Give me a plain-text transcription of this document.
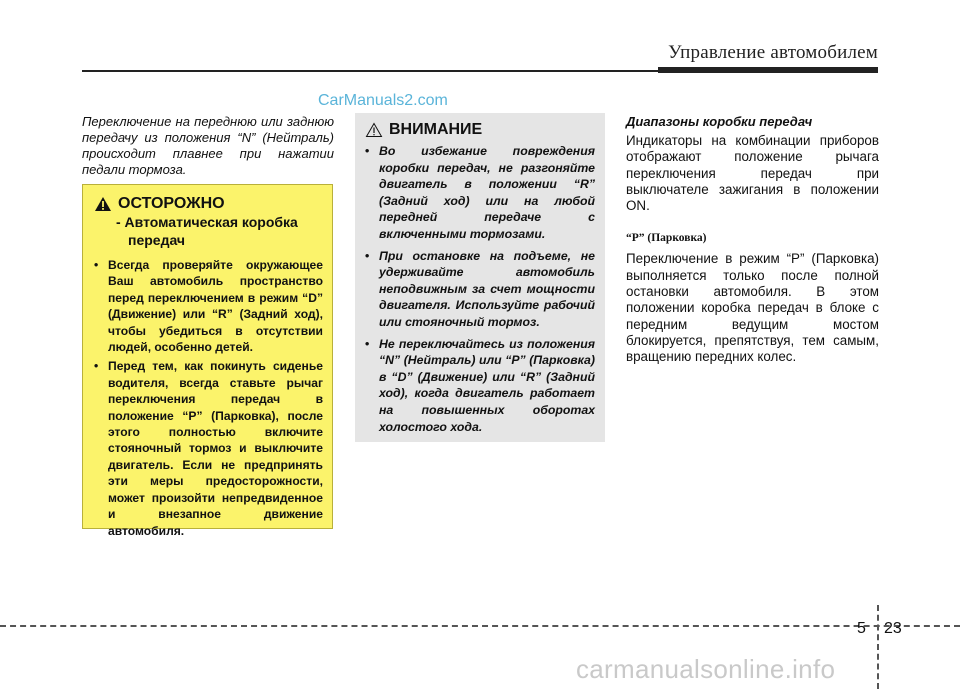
Управление автомобилем
CarManuals2.com
Переключение на переднюю или заднюю передачу из положения “N” (Нейтраль) происходит плавнее при нажатии педали тормоза.
ОСТОРОЖНО
- Автоматическая коробка
передач
• Всегда проверяйте окружающее Ваш автомобиль пространство перед переключением в режим “D” (Движение) или “R” (Задний ход), чтобы убедиться в отсутствии людей, особенно детей.
• Перед тем, как покинуть сиденье водителя, всегда ставьте рычаг переключения передач в положение “P” (Парковка), после этого полностью включите стояночный тормоз и выключите двигатель. Если не предпринять эти меры предосторожности, может произойти непредвиденное и внезапное движение автомобиля.
ВНИМАНИЕ
• Во избежание повреждения коробки передач, не разгоняйте двигатель в положении “R” (Задний ход) или на любой передней передаче с включенными тормозами.
• При остановке на подъеме, не удерживайте автомобиль неподвижным за счет мощности двигателя. Используйте рабочий или стояночный тормоз.
• Не переключайтесь из положения “N” (Нейтраль) или “P” (Парковка) в “D” (Движение) или “R” (Задний ход), когда двигатель работает на повышенных оборотах холостого хода.
Диапазоны коробки передач
Индикаторы на комбинации приборов отображают положение рычага переключения передач при выключателе зажигания в положении ON.
“P” (Парковка)
Переключение в режим “P” (Парковка) выполняется только после полной остановки автомобиля. В этом положении коробка передач в блоке с передним ведущим мостом блокируется, препятствуя, тем самым, вращению передних колес.
5 23
carmanualsonline.info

## GIVEN INSTRUCTION
From the data, collect all lines where the string "автомобиля" appears.

## FULL OUTPUT
• Перед тем, как покинуть сиденье водителя, всегда ставьте рычаг переключения передач в положение “P” (Парковка), после этого полностью включите стояночный тормоз и выключите двигатель. Если не предпринять эти меры предосторожности, может произойти непредвиденное и внезапное движение автомобиля.
Переключение в режим “P” (Парковка) выполняется только после полной остановки автомобиля. В этом положении коробка передач в блоке с передним ведущим мостом блокируется, препятствуя, тем самым, вращению передних колес.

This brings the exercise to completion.